• Given request: In the listing below, find every line containing "Milk" and copy it out.

• Data for the task:
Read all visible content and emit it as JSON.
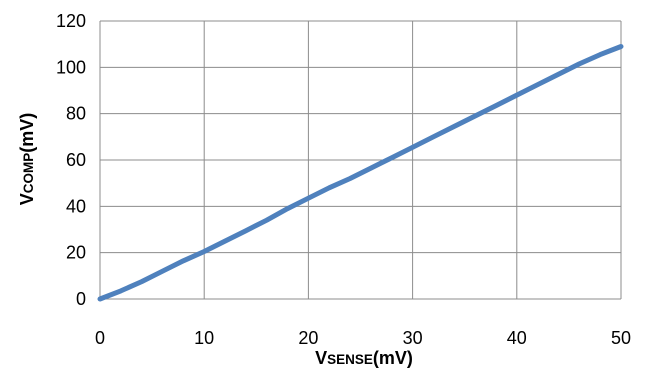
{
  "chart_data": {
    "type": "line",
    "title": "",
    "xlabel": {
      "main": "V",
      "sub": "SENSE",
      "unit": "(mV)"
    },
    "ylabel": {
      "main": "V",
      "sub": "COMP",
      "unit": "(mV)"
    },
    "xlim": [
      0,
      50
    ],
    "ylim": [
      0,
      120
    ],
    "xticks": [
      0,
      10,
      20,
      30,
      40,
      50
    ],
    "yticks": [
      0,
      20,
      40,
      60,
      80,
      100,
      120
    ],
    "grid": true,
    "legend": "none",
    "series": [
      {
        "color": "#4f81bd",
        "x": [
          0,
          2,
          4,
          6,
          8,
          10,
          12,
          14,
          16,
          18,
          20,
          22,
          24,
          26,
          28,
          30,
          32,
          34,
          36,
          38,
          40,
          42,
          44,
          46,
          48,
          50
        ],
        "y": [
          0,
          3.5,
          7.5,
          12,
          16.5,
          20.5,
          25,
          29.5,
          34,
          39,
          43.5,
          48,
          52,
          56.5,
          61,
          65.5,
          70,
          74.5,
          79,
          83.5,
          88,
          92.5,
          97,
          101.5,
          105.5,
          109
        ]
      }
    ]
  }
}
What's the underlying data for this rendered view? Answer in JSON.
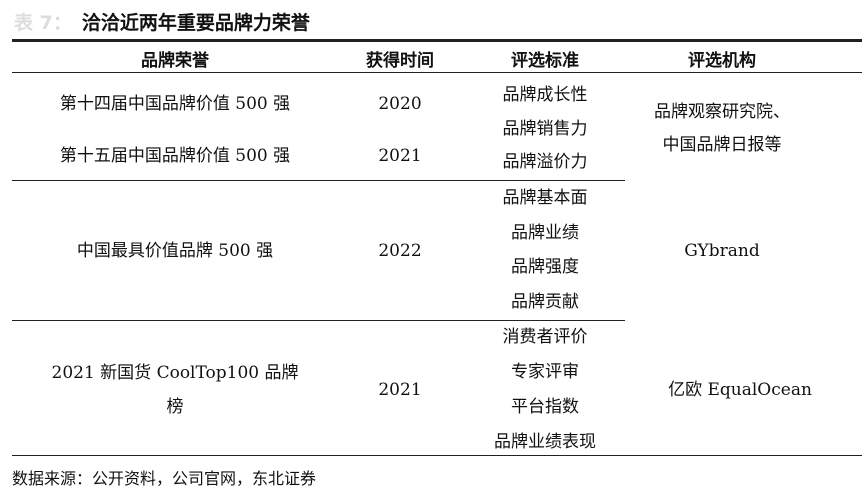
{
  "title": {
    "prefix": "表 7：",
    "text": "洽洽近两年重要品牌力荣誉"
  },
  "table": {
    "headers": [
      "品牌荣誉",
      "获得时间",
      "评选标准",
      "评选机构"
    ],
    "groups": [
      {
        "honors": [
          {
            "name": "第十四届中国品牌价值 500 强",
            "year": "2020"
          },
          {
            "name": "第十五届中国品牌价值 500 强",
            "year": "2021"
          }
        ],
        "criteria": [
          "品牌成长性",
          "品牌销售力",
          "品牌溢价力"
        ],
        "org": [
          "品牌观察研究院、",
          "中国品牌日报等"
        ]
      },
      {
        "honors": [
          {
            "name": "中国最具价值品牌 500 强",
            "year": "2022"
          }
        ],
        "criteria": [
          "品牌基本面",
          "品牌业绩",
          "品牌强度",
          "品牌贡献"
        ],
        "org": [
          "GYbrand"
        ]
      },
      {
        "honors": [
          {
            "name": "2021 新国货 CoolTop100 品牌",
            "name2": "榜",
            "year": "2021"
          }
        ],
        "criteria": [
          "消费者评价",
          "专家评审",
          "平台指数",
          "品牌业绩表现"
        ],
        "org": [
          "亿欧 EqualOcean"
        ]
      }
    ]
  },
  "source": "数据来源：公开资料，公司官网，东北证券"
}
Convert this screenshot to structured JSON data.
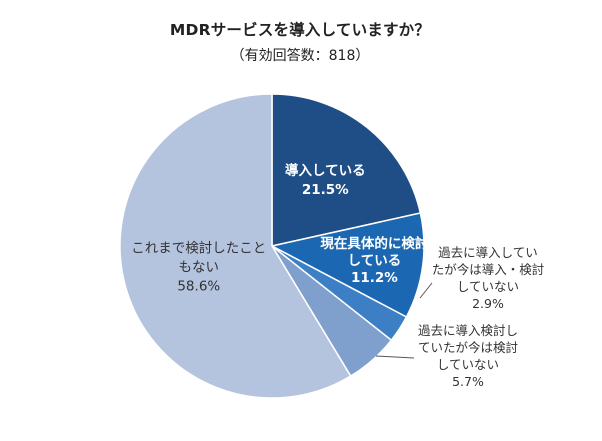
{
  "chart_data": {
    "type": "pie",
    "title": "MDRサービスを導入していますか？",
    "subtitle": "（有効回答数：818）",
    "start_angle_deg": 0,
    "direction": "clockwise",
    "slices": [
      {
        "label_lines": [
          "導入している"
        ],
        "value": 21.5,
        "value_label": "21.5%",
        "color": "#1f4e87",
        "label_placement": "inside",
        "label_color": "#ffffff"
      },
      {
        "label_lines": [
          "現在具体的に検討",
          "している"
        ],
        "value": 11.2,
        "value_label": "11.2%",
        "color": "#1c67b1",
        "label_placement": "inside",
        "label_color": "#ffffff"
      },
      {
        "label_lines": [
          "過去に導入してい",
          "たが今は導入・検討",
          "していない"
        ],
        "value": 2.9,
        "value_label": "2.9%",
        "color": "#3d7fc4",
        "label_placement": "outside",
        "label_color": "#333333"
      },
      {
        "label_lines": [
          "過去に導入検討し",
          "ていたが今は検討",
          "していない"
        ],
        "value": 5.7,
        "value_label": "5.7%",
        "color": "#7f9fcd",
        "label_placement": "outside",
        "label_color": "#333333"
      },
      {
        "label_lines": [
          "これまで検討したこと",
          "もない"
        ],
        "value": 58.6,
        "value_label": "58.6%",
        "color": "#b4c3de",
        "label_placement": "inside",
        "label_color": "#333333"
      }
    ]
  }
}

---

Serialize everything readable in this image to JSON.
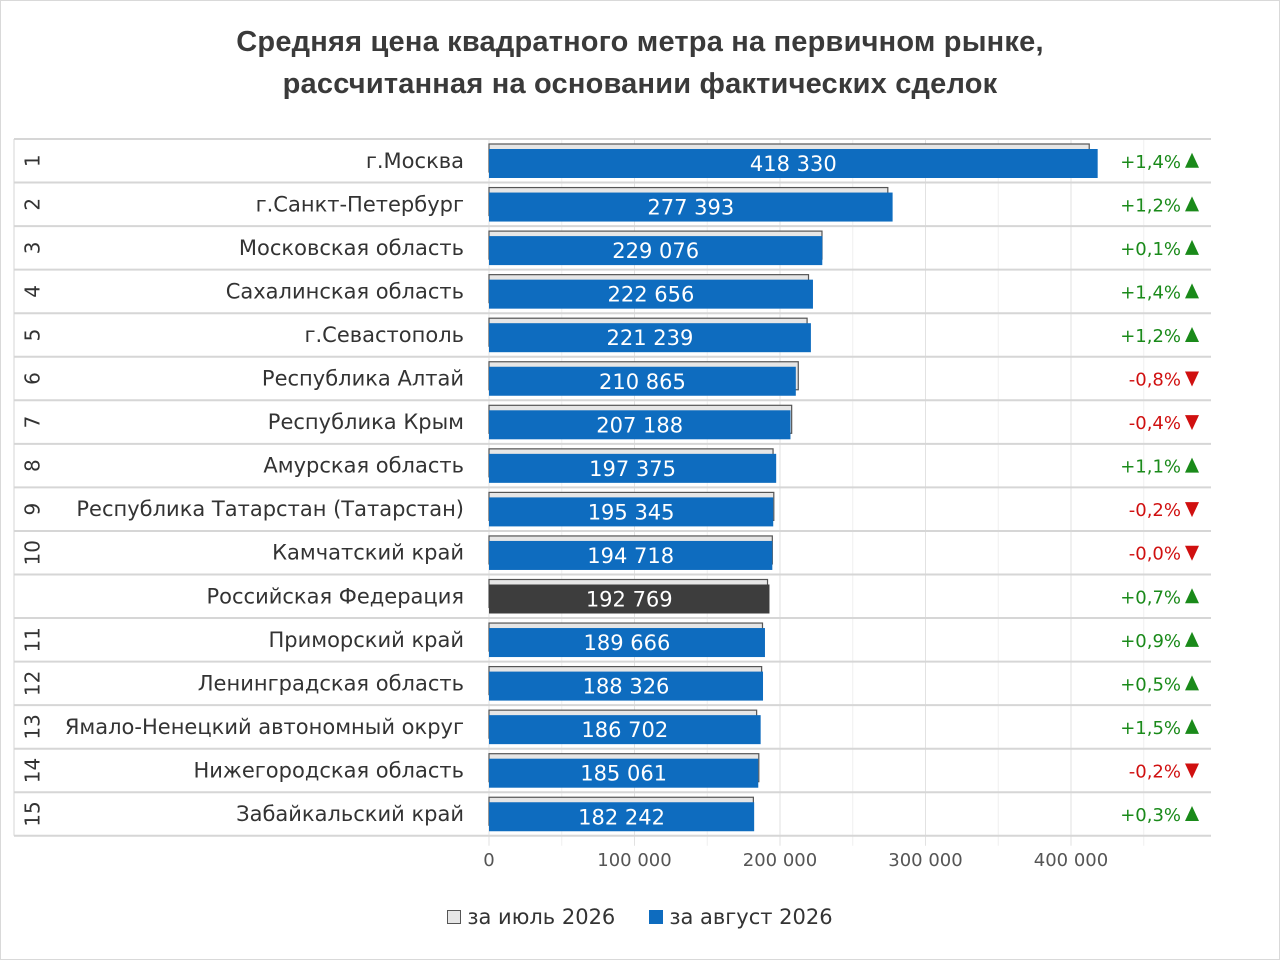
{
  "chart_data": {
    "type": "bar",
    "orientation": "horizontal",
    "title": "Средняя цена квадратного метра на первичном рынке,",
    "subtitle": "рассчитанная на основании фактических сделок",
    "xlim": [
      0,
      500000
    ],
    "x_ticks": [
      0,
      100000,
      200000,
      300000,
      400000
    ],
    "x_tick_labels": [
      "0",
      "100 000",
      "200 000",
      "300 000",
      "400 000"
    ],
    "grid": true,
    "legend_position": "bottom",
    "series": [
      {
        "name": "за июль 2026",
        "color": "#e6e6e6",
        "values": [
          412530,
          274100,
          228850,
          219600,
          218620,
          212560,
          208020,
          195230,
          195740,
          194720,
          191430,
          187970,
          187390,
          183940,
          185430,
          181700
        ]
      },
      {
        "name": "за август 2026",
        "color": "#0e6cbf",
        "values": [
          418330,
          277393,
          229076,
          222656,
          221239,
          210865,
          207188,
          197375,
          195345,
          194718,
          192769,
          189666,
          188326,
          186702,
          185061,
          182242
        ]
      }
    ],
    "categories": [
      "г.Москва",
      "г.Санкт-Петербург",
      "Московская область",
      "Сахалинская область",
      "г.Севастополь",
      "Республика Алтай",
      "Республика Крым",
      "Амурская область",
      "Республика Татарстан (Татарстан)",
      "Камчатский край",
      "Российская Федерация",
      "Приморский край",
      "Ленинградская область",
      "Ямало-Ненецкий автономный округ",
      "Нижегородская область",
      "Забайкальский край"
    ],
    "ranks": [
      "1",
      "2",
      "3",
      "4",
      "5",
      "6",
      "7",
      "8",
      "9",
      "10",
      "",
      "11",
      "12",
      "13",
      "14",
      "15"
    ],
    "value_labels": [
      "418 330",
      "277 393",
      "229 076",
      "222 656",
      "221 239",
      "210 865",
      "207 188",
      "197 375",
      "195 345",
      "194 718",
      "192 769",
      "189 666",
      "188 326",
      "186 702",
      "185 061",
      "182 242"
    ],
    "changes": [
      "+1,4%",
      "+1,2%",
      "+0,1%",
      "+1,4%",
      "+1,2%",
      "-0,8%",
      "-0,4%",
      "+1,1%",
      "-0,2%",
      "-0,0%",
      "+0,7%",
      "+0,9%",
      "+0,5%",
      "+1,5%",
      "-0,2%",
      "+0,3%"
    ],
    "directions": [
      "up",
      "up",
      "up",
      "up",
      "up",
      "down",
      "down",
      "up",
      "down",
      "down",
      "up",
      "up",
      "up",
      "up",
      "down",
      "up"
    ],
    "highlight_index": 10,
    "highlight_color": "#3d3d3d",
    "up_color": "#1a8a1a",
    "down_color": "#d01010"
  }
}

---

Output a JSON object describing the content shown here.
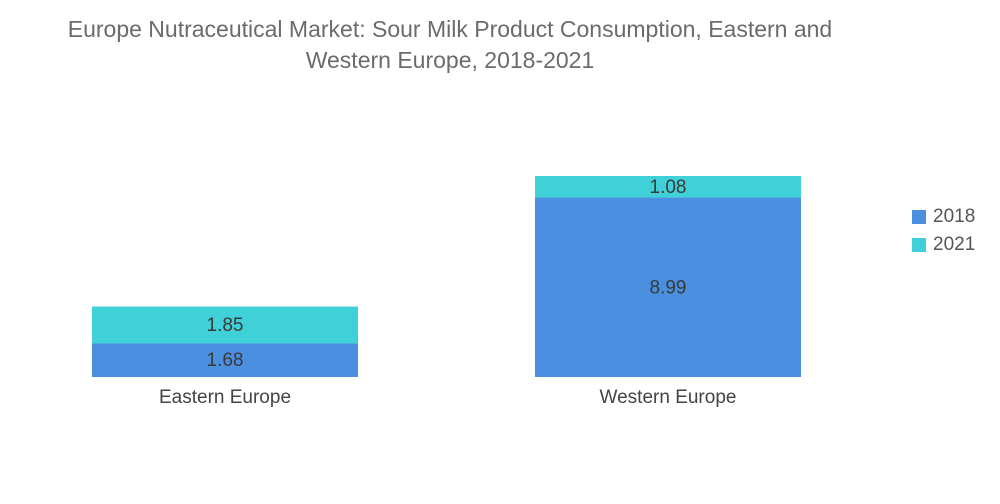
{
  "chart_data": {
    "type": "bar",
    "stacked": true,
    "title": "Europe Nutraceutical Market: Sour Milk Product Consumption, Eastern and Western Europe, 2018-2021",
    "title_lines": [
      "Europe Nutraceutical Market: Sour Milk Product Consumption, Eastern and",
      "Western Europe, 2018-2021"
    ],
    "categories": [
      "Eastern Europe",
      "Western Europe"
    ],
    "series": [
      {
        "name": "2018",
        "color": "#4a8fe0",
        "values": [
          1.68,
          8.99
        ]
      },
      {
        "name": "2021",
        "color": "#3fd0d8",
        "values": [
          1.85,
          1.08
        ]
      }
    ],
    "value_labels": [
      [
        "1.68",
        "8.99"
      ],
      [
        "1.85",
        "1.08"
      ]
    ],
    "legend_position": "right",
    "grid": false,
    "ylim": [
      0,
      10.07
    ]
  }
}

• Full output:
    "title": "Europe Nutraceutical Market: Sour Milk Product Consumption, Eastern and Western Europe, 2018-2021",
      "Europe Nutraceutical Market: Sour Milk Product Consumption, Eastern and",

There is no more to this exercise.